- _Dataset listings of figures_:
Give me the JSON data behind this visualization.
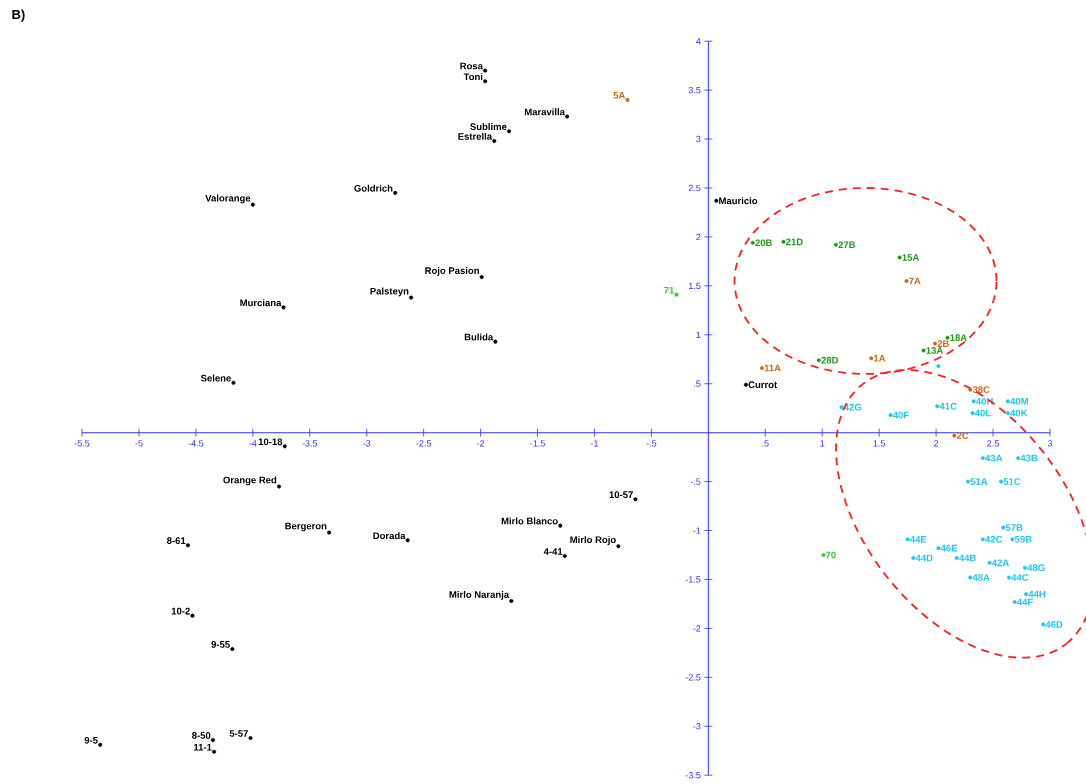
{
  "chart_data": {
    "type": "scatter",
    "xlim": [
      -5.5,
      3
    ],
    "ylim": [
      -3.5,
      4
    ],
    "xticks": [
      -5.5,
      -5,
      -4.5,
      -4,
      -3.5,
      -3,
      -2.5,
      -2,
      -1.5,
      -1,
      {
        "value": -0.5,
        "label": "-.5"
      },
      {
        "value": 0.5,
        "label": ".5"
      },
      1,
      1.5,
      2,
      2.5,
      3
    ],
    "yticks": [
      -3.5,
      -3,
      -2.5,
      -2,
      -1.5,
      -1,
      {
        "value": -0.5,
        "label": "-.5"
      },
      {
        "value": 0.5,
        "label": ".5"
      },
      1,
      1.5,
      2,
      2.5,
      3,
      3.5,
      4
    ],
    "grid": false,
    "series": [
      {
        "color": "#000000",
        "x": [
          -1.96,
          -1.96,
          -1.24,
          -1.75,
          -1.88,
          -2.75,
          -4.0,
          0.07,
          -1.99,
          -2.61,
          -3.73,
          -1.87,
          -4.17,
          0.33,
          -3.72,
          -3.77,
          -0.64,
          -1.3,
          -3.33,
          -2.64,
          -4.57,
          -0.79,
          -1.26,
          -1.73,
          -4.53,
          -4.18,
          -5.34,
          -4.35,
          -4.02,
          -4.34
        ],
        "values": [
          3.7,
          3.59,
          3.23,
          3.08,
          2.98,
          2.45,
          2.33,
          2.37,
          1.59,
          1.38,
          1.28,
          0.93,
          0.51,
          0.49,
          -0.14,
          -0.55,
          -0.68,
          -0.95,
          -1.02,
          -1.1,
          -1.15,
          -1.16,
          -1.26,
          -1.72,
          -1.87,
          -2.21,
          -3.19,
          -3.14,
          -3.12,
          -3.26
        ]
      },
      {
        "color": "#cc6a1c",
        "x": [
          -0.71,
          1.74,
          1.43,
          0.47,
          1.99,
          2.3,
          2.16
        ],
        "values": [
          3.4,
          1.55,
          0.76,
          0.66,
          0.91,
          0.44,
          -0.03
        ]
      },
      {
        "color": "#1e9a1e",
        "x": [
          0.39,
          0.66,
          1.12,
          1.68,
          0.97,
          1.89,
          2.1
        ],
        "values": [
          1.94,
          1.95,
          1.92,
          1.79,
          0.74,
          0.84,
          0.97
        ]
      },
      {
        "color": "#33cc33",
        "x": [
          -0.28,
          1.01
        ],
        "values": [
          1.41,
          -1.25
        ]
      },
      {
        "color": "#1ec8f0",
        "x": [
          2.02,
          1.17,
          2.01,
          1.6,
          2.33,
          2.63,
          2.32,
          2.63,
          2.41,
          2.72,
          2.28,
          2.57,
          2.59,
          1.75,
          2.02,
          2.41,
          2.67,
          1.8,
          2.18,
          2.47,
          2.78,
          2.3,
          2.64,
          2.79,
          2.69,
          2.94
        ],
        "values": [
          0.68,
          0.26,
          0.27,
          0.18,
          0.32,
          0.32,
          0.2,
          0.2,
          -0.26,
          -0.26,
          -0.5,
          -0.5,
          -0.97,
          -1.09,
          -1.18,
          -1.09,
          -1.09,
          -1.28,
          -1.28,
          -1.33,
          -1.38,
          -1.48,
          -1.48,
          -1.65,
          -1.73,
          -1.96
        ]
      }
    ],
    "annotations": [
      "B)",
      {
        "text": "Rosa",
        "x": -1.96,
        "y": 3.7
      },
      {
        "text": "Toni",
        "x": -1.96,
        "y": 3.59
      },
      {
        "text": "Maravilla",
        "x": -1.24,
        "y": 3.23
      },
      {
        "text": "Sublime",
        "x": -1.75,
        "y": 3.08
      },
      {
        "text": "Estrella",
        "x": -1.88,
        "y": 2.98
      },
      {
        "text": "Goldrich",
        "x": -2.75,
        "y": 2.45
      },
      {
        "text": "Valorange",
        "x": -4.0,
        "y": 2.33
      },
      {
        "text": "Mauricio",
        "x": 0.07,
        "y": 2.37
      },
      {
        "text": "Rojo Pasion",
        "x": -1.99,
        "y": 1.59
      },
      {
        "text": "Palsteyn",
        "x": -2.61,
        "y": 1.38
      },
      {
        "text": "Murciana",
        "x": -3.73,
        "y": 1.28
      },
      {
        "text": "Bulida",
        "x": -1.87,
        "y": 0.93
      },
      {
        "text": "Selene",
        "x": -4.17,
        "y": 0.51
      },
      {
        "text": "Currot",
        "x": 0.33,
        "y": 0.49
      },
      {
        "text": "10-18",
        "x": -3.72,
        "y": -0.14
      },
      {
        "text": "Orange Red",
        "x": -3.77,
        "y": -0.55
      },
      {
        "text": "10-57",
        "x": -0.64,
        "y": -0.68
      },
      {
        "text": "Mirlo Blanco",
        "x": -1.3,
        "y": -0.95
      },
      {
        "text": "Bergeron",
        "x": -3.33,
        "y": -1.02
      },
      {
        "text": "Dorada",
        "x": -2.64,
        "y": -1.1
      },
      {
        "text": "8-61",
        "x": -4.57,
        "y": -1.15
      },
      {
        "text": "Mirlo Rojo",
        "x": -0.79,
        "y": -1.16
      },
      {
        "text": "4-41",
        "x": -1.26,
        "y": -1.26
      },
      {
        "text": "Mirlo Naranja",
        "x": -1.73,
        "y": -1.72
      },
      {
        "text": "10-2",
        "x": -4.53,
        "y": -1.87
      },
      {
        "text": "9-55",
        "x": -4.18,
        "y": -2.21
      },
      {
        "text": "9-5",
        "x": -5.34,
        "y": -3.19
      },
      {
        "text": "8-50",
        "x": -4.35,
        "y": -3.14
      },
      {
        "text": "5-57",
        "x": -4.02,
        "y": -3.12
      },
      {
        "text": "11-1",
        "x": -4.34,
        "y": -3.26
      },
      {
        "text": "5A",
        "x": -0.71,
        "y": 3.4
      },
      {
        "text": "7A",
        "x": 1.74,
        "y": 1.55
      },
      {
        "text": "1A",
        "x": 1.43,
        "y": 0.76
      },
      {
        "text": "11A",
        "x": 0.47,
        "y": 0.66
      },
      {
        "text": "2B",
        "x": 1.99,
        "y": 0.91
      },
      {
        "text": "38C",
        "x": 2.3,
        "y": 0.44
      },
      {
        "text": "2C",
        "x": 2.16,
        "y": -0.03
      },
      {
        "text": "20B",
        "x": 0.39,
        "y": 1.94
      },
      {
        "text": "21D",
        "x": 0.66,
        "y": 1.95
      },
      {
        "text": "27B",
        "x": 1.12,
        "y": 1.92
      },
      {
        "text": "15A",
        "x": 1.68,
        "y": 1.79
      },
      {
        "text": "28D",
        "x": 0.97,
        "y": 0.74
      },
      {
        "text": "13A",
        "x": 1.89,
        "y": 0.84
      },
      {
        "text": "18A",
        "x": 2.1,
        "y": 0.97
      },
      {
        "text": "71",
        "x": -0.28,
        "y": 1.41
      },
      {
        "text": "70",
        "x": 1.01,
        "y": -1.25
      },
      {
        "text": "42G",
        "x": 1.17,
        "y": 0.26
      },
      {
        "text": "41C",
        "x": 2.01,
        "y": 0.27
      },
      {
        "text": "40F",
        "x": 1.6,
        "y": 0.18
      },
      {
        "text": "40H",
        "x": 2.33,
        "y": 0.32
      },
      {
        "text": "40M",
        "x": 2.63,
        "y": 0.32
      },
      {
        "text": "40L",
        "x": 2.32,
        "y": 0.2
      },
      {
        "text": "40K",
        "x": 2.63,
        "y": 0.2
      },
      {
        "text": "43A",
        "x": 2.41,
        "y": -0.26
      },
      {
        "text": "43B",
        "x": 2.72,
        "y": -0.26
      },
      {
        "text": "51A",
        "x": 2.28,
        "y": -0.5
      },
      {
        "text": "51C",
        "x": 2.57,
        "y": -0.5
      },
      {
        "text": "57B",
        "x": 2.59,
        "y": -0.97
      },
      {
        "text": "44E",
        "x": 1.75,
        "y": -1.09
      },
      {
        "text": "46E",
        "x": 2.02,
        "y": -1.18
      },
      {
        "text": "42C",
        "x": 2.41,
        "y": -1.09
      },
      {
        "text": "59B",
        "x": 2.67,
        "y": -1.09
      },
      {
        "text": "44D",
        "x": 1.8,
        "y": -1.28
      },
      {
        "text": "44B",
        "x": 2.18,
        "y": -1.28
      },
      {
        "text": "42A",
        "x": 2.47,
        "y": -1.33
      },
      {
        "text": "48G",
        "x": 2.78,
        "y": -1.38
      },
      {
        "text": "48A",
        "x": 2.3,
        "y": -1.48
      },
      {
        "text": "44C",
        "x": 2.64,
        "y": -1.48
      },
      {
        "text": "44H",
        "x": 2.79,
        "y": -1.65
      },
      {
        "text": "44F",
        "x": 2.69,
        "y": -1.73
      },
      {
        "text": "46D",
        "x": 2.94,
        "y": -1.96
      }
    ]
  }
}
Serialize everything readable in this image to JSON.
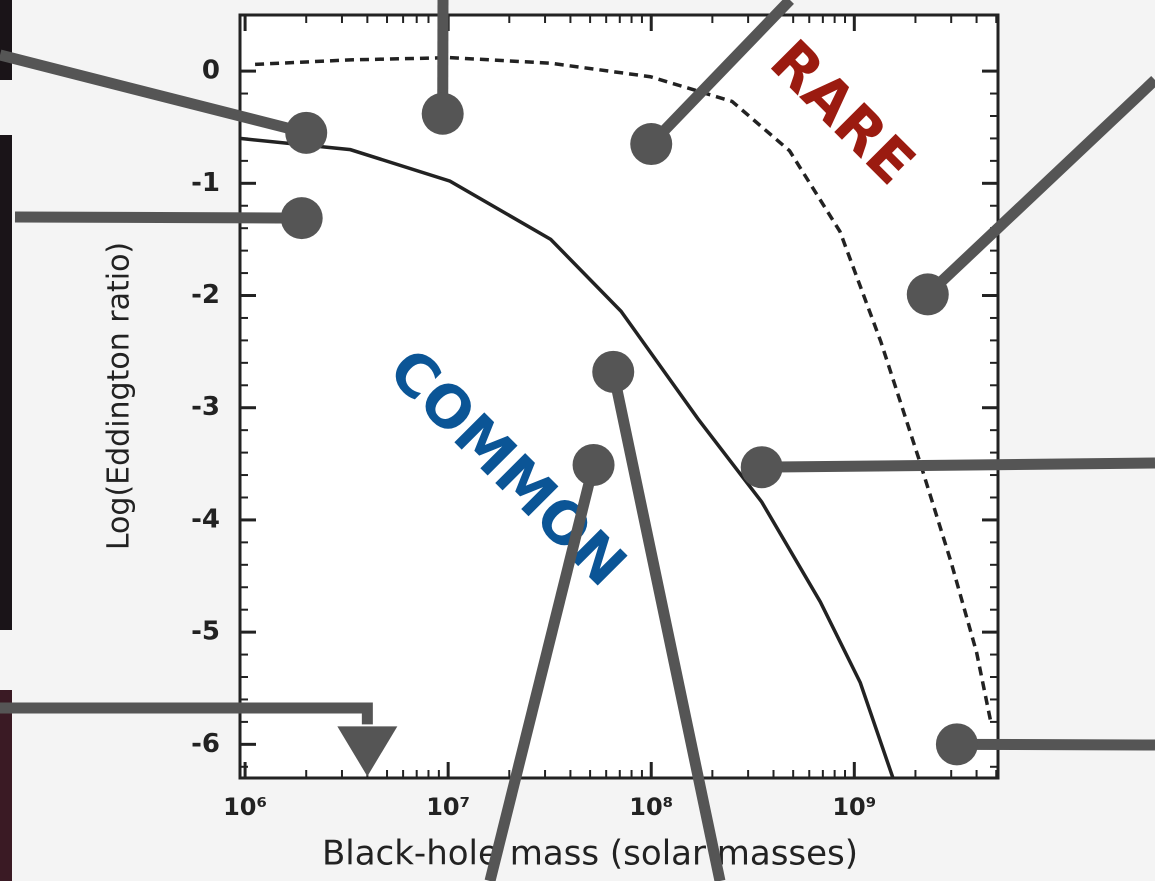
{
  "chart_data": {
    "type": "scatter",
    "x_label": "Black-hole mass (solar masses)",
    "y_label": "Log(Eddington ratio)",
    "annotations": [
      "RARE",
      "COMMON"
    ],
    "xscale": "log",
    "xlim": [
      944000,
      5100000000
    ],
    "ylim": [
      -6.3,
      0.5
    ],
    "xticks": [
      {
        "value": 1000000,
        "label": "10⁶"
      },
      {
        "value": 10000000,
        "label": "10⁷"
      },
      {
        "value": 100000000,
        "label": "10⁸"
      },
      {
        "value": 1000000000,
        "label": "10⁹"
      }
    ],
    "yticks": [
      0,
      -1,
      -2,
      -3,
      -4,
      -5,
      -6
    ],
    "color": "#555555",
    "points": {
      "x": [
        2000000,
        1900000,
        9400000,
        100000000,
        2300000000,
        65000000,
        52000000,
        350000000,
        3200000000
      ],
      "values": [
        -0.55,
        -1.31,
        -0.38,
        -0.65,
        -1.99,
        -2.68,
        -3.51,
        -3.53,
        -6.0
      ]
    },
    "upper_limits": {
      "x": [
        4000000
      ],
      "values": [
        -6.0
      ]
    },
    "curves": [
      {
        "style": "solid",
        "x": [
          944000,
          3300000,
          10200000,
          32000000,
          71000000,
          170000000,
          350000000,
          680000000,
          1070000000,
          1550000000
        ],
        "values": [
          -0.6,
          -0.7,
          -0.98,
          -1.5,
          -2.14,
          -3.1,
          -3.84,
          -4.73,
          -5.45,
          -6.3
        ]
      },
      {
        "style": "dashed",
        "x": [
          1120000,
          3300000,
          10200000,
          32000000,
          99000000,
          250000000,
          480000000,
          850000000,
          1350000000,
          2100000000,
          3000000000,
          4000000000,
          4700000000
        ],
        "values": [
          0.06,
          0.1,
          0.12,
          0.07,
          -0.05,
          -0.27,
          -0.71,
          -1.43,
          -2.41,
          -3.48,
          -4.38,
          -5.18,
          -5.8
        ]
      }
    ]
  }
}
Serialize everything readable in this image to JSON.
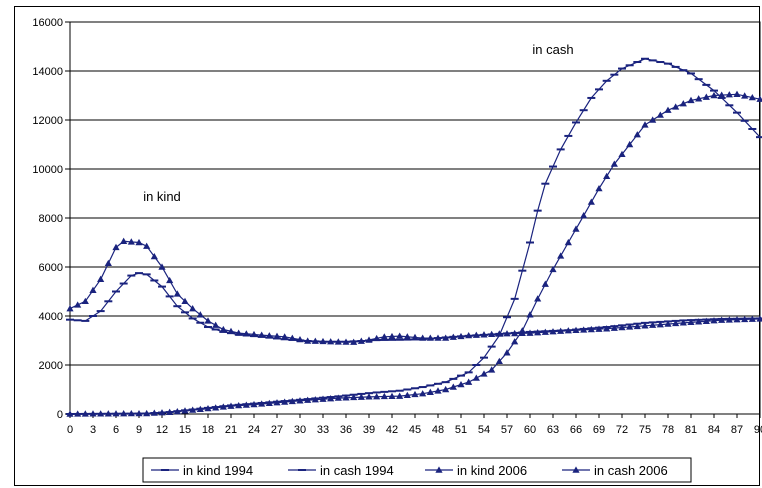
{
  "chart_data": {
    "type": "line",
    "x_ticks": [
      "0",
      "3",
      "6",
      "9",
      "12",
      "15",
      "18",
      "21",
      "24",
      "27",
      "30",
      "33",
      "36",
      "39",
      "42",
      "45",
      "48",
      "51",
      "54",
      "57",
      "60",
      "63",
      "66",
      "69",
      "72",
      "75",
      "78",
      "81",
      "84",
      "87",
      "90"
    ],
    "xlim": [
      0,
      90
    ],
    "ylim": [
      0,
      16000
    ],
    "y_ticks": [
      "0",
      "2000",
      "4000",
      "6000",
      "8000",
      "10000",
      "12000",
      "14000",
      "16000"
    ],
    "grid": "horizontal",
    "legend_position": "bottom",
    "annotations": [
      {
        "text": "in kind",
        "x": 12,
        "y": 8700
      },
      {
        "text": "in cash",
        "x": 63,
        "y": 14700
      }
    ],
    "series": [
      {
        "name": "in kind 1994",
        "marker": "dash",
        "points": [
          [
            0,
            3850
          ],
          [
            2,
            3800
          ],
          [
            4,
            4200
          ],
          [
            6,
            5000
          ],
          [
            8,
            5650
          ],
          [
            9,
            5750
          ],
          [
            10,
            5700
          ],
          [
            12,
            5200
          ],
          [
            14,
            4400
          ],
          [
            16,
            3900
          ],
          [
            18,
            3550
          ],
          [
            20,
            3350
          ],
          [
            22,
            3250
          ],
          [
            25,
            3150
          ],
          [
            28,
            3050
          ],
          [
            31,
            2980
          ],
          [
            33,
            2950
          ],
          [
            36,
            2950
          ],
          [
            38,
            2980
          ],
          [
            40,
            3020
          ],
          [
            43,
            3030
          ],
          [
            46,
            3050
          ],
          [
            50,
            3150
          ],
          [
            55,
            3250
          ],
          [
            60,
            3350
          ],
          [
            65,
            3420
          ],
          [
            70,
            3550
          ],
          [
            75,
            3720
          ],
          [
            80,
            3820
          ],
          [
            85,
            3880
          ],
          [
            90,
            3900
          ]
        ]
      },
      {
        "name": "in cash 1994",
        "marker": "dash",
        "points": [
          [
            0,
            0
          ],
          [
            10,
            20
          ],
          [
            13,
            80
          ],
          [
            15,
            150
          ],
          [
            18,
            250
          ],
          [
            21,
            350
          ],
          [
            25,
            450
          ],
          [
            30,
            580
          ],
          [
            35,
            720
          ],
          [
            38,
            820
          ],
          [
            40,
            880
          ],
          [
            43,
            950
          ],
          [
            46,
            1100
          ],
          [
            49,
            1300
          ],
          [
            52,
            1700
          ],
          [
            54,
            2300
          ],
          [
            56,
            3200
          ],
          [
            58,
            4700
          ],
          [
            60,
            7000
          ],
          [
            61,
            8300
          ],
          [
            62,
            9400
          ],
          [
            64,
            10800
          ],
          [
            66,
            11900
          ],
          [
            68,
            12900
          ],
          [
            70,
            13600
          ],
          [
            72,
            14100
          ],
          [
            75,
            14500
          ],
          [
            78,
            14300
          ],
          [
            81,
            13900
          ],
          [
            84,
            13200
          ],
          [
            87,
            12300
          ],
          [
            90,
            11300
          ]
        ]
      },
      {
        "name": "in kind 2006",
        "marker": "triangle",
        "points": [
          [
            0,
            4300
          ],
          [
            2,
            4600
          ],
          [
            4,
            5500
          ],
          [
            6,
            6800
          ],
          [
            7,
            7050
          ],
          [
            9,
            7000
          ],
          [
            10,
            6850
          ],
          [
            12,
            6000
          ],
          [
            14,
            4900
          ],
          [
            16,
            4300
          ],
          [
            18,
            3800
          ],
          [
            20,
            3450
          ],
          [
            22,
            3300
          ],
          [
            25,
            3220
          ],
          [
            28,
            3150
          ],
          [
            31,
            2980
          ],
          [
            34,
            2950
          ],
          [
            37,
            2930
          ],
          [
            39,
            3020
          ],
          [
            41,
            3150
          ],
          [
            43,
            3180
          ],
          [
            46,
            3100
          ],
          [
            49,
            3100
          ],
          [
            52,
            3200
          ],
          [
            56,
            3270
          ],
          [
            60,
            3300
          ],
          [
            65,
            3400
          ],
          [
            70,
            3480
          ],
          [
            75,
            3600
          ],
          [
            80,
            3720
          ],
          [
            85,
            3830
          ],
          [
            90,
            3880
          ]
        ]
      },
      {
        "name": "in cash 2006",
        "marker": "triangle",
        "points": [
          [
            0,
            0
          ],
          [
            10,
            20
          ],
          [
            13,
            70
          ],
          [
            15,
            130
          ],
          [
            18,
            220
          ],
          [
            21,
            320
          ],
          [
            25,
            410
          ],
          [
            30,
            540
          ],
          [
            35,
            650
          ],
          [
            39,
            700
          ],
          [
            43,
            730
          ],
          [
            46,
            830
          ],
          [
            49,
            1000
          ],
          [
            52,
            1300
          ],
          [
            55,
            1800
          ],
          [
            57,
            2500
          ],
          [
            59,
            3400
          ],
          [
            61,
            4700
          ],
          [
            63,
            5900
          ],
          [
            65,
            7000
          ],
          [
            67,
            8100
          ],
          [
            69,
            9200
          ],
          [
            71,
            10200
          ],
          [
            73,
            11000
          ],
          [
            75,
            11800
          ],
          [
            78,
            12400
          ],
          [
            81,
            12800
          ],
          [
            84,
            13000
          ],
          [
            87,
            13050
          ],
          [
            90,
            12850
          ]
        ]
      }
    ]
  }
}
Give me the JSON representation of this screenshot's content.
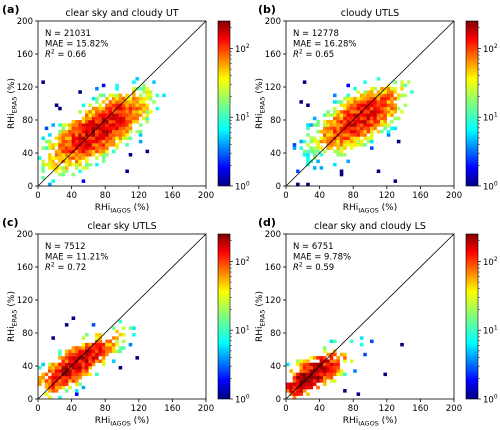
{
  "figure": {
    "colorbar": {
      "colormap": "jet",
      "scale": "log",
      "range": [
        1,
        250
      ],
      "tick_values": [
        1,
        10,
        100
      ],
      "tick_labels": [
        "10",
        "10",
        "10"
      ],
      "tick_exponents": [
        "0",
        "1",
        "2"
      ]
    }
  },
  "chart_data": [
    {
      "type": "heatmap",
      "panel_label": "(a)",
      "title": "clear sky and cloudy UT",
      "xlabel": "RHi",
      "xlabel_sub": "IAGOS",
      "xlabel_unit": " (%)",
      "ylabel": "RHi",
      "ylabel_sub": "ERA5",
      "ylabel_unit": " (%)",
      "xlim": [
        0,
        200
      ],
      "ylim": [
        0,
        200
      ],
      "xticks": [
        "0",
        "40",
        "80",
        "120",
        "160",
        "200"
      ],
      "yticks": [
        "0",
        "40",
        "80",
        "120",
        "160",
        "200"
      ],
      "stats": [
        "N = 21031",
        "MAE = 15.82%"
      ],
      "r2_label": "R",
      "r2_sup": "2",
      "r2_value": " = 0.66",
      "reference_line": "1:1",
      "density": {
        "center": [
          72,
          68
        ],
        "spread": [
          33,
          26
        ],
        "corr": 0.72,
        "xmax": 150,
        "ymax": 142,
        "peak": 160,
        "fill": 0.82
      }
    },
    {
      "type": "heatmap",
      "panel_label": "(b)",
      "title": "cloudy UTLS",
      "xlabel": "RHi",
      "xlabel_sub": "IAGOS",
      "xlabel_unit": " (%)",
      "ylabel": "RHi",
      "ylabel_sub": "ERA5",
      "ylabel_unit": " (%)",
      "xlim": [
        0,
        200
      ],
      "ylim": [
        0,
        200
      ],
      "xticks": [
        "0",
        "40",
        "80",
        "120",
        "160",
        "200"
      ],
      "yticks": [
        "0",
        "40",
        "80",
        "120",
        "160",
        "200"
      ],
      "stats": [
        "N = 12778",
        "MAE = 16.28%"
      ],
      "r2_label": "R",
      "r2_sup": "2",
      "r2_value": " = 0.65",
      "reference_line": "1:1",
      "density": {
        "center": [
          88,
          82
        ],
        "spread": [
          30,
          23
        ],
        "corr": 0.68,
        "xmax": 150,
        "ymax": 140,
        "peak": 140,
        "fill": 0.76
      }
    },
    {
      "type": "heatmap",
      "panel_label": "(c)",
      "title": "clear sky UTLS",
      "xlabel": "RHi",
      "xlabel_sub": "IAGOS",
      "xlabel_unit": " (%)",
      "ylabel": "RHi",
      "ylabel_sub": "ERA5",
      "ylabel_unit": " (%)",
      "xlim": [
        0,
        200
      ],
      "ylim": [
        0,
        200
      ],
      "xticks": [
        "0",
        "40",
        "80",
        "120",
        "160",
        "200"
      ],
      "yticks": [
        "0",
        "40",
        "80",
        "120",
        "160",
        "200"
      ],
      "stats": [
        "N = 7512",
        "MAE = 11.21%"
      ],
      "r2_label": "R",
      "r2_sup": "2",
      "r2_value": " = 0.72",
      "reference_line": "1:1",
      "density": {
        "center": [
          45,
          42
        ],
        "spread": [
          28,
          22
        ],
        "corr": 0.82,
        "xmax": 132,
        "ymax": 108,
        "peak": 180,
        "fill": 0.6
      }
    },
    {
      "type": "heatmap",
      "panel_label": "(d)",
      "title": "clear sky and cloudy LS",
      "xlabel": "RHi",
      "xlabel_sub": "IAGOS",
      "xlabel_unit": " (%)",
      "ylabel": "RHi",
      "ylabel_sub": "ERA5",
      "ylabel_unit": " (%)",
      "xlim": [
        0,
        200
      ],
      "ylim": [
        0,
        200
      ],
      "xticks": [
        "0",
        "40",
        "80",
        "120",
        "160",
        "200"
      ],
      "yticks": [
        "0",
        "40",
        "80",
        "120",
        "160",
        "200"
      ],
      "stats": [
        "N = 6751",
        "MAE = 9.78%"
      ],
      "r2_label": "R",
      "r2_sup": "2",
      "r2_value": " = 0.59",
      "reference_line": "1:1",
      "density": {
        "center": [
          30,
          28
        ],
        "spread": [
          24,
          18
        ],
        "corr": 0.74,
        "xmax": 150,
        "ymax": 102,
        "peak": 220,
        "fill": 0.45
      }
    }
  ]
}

- _Problem to solve_: In the records above, find each line with the word "title" and copy it.

- _Complete response_:
      "title": "clear sky and cloudy UT",
      "title": "cloudy UTLS",
      "title": "clear sky UTLS",
      "title": "clear sky and cloudy LS",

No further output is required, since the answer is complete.